Passage:
╔══
The Disney Channel Just Made History for Having a Character Who Says 'I'm Gay' on Screen | 22 Words

Media plays a huge role in what we think is normal. Seeing ourselves reflected back on TV or in movies can help us to feel accepted, to understand ourselves, or to feel connected to other people like us. So it's always exciting when a TV show breaks new barriers and shows us a new facet of humanity.

You'd be surprised at some of the shows that are making these strides into diversity. Take Andi Mack for example. This Disney channel show might seem like your standard tween fare, but it's been making some "firsts" recently and honestly, we're pretty flipping excited about it.

Yeah, it might seem a little bit counterintuitive to see that "Disney" and "breaking barriers" are in the same article together, but Andi Mack is taking our favorite kids channel to a new level. Let's check out the show and see what it's doing differently, shall we?

What is 'Andi Mack?'

If you're like me, you're too old to know what the heck the kids are watching these days, but apparently, Andi Mack is currently wildly popular on the Disney Channel.

It's the story of a normal girl.

Our titular Andi Mack, who discovers that her older sister is actually her mom.

Of course, no Disney channel heroine has to go it alone.

She's accompanied by her best buds, who round out the show.

There's Buffy, the trusted best friend.

Apparently, the name has finally shed is "slayer" connotations and shows are allowed to use it again.

Gotta have a love interest.

Our girl's boyfriend, Jonah.

And Andi's unexpected parents.

After learning that her sister Bex is actually her mom, Andi meets her dad and learns how to have a relationship with her parents.

But we're not here for any of them.

No we're here for a character that's a little something special.

We're here for this guy.

His name is Cyrus Goodman, and this character uttered a sentence that had never before been heard on the Disney Channel.

What did he say?
╚══
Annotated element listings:
╔══
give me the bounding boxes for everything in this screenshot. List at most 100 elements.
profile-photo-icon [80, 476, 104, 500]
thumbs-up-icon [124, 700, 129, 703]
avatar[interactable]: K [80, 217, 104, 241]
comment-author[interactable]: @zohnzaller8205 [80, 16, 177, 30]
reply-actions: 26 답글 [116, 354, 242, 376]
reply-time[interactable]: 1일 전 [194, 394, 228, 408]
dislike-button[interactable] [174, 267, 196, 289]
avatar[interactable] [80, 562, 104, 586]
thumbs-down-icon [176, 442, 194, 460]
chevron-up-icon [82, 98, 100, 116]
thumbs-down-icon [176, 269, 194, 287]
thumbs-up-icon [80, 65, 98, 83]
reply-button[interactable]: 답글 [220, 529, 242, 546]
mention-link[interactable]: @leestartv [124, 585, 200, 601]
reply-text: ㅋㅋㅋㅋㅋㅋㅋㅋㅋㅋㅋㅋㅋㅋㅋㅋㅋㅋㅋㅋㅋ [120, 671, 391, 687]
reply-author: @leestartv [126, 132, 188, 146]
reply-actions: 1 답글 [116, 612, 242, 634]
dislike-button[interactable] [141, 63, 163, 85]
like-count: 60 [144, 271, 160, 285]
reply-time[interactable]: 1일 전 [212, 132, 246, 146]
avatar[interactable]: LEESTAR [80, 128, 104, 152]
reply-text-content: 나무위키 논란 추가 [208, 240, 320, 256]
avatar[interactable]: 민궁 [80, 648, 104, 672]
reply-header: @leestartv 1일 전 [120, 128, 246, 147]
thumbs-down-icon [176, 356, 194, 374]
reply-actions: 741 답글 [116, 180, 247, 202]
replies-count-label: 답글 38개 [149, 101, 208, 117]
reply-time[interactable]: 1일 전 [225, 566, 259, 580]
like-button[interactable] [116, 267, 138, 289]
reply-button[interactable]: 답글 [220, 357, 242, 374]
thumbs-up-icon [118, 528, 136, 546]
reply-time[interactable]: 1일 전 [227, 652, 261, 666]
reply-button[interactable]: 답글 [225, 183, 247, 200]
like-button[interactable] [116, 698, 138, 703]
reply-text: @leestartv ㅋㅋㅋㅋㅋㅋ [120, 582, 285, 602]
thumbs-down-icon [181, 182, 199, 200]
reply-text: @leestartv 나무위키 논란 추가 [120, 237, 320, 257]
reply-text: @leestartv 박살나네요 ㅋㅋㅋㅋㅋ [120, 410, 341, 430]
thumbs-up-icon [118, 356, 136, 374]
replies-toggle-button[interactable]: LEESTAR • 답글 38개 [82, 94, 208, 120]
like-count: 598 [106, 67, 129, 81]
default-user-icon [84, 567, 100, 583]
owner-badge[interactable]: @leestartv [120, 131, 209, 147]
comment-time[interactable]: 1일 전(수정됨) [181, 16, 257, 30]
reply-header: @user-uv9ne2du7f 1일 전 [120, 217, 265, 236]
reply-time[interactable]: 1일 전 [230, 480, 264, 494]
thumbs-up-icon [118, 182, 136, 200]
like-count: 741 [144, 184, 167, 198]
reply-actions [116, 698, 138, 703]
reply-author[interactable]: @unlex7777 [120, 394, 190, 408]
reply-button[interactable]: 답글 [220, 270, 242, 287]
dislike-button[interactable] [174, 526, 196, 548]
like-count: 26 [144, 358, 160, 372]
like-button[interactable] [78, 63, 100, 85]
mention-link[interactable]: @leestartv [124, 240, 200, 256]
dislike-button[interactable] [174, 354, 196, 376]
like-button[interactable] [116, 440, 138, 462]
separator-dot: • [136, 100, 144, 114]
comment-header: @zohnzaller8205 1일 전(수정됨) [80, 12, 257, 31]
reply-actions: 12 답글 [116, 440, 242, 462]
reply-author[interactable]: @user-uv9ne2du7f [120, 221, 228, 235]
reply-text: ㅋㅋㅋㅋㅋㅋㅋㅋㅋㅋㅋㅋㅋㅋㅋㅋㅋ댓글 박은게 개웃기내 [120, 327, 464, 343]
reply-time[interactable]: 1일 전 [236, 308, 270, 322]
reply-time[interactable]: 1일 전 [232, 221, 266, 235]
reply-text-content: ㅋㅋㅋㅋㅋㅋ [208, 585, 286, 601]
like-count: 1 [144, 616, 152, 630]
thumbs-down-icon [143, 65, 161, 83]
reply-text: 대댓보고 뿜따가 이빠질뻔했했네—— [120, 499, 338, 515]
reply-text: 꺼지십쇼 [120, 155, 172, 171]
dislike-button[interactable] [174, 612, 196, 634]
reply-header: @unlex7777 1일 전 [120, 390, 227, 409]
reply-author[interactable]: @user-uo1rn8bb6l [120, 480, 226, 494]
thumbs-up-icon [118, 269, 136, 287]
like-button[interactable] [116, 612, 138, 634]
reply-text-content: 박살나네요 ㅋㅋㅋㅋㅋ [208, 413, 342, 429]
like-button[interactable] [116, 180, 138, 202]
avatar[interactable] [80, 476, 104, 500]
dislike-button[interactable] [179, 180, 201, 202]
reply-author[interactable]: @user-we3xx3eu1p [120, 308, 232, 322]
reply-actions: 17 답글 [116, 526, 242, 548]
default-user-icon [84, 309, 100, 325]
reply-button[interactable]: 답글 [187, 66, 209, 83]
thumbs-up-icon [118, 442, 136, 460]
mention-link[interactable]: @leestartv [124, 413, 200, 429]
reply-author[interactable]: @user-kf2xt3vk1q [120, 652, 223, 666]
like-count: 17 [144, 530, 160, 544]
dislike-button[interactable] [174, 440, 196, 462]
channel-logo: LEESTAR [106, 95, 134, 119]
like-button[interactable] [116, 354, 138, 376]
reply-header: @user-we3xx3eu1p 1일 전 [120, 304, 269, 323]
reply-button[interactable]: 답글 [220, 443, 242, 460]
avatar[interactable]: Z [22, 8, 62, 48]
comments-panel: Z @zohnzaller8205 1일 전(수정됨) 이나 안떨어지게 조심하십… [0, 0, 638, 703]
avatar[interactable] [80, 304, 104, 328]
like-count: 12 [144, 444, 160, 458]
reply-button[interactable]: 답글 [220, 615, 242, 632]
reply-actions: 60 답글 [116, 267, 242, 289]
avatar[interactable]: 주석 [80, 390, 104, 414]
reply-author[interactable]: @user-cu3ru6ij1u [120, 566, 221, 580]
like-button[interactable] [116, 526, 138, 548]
╚══
Tasks for this exercise:
**1)** Please set down the Andi Mack article word for word, beginning at the words "You'd be surprised" and stopping after "differently, shall we?".
**2)** Resume the Andi Mack article from the point where it stops.

Expected outputs:
**1)**
You'd be surprised at some of the shows that are making these strides into diversity. Take Andi Mack for example. This Disney channel show might seem like your standard tween fare, but it's been making some "firsts" recently and honestly, we're pretty flipping excited about it.

Yeah, it might seem a little bit counterintuitive to see that "Disney" and "breaking barriers" are in the same article together, but Andi Mack is taking our favorite kids channel to a new level. Let's check out the show and see what it's doing differently, shall we?

**2)**
Casually, almost nonchalantly, our boy dropped the words "I'm gay." The show handled the moment perfectly: his friend Jonah responds with a smile and "Yeah? Cool."

Yeah you heard that right.

The Disney channel now features an openly gay middle schooler. Nice!

Ok ok, back up.

We're going to need to know Cyrus' full story because this kid is making history.

The show starts with Cyrus still uncertain.

His friends set him up with a girl named Iris, but it just doesn't feel right to him.

After breaking up, Cyrus figures himself out.

He realizes he's gay and not only that, he has a crush on his best friend's boyfriend Jonah (the real fear we all have: our gay best friends are far hotter than we are and they're definitely going to steal our boyfriends).

He comes out to his friends.

In a surprisingly realistic turn, the show captures the uncertainty of a young person navigating their sexuality and sharing it with their friends.

But it all turns out ok.

Like many tweens today, the kids of Andi Mack take a gay friend in stride.

And in last week's episode he finally says the words.

Coming out to his best guy friend is the final step Cyrus takes by saying "I'm gay."

Show creator Terri Minsky has some strong feelings about Cyrus.

She said, "The fact that my daughter, most of her close friends are kids who knew at the age of 12, 13, junior high, that they were gay. I just felt as if, the reality is that Andi would probably have a friend like that."

But the story comes from a more personal place.

Jonathan Hurwitz wrote the episode, and it's no surprise: just like Cyrus, he is Jewish and gay.

Hurwitz pulled the coming out experience from his own life.

"In the writer’s room, I shared a personal story about how nervous I was to come out to a college friend back in 2010. While grabbing burgers one afternoon, he asked me to pass the ketchup, so I handed him the bottle while mumbling the words, 'I’m gay,'" Hurwitz shares.

The story echoes Cyrus' coming out.

Cyrus says the words while sharing food with a friend, who responds with the exact same words. This is what art is really about: sharing true and real moments.

It's not just the writers though.

Even the actor who plays Cyrus, Joshua Rush, has shared in interviews that he's incredibly excited about the direction his character is taking.

Rush knows how important it is for kids to see their stories on screen.

"I’m really proud to be able to play Cyrus. I think it’s an exciting role to be able to play for Disney. [...] But I think more than anything, it’s an exciting role for these kids that are going to end up seeing Cyrus on their screen and going, 'Oh, that’s me! I recognize that and I understand that and I resonate with that.' I think it shows those kids that their stories are valid." This kid is a pretty great role model.

"I think Andi Mac is amazing not only because it's diverse but because it makes diversity normal"

You seriously need to check out this cast interview from Good Morning America because our boy Joshua is dropping some truth bombs.

The most important part? Modeling a good response.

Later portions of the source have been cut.